Data excerpts.
────────────────────

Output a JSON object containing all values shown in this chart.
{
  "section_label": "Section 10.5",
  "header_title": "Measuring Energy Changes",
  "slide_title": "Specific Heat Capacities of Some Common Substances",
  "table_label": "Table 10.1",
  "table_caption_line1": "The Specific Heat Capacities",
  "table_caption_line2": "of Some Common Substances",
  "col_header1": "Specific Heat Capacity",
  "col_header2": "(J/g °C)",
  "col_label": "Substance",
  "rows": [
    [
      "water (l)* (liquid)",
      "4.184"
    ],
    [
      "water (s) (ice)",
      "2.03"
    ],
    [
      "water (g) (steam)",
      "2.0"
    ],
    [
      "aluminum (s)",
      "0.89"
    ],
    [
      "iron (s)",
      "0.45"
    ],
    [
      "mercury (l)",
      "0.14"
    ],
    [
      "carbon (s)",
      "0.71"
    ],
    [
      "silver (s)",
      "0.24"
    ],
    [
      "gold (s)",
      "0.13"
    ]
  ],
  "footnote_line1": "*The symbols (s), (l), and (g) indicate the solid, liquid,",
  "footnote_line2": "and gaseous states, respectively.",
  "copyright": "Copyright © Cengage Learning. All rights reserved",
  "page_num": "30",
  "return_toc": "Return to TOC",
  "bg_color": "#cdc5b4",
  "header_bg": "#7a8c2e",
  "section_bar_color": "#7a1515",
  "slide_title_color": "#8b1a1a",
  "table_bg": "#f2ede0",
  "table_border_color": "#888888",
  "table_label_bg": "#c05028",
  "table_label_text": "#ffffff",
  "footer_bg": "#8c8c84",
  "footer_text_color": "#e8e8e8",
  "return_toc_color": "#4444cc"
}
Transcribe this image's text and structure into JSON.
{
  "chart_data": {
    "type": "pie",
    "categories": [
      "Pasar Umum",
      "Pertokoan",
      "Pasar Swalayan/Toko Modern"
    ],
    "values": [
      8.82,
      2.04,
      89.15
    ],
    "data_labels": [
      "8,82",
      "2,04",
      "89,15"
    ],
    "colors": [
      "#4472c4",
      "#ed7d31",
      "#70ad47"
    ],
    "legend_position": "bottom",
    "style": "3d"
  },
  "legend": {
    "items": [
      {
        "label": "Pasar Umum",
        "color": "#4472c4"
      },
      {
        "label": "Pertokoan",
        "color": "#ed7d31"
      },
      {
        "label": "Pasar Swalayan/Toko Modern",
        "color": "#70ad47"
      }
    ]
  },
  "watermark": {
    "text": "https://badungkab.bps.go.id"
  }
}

────────────────────

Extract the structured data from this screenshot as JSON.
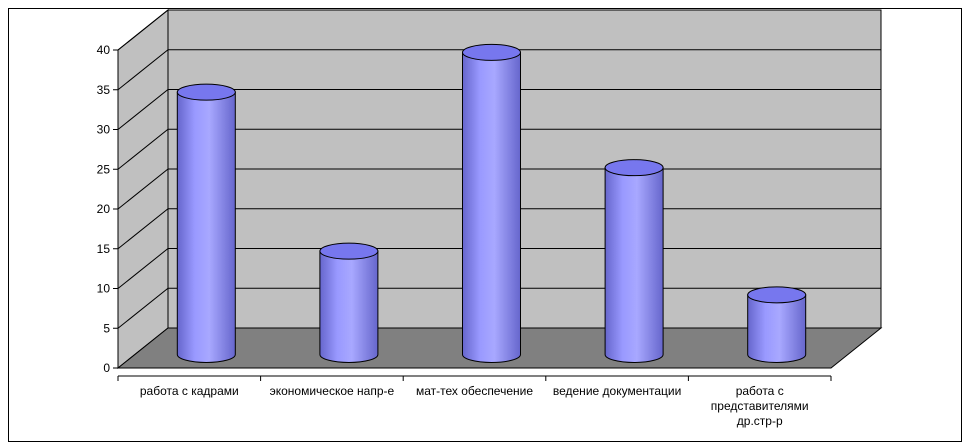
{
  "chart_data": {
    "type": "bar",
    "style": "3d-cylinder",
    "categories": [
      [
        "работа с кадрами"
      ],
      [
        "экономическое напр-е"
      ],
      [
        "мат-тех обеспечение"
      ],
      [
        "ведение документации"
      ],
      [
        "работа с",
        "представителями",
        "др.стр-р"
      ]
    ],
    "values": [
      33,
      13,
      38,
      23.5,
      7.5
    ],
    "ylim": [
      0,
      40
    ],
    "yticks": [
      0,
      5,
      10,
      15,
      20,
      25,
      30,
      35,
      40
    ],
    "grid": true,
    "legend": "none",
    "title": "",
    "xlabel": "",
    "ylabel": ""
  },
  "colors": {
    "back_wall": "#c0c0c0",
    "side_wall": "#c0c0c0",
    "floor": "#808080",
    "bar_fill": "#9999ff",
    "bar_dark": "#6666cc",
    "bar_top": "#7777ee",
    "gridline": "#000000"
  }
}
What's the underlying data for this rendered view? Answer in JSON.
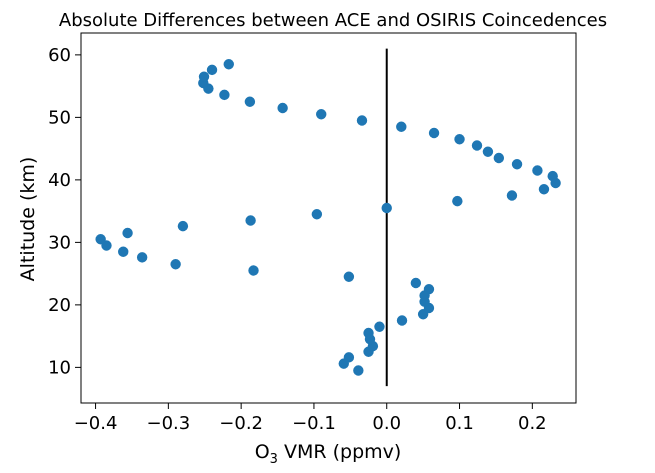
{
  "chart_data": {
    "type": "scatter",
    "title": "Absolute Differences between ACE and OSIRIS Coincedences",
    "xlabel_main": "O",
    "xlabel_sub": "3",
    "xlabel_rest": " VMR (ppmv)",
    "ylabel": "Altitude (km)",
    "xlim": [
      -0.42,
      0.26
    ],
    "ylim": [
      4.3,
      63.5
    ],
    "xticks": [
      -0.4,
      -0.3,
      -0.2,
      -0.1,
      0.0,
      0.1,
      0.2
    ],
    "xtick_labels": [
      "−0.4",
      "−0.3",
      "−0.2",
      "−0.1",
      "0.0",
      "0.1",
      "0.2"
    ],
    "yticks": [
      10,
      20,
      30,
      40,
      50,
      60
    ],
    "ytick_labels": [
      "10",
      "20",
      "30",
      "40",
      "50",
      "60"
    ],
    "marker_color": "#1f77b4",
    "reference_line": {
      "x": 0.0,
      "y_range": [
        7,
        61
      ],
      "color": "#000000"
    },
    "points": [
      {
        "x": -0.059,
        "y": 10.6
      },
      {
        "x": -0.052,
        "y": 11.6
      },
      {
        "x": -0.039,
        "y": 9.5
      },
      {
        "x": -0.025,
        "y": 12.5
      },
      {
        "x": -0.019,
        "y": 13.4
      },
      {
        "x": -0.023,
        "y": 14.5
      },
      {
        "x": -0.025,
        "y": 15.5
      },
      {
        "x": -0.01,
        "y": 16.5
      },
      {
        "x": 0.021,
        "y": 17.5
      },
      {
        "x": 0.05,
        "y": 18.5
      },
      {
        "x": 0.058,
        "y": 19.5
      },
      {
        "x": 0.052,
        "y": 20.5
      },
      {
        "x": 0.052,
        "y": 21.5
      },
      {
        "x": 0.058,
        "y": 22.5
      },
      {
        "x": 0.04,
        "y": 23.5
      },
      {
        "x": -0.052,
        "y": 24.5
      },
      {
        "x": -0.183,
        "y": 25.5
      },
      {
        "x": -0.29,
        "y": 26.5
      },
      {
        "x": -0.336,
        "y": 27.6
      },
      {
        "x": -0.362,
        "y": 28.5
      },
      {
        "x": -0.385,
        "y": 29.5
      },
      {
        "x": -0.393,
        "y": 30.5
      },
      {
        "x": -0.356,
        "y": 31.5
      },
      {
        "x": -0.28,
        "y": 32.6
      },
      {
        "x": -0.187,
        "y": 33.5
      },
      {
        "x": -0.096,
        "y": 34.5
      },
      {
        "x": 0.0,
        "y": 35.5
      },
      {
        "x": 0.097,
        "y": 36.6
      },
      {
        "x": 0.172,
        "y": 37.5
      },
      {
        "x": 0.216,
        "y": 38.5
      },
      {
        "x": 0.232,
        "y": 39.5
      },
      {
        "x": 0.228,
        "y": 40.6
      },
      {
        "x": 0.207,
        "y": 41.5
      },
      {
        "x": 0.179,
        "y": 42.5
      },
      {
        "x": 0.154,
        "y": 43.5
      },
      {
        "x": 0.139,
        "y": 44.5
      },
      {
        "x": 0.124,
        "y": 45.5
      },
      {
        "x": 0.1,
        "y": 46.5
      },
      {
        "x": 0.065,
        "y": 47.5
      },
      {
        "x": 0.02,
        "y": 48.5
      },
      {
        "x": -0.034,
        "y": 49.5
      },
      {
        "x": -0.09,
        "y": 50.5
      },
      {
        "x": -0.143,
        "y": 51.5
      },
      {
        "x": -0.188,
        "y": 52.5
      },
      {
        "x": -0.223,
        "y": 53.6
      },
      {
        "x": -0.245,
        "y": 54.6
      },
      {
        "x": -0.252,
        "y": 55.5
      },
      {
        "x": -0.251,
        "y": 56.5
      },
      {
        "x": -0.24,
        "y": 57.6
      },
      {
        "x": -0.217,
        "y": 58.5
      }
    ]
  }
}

────────────────────

What the task requires. The word "Pasar" may appear on some lines. Report how many lines hold it, giving the number alone.

Task answer. 4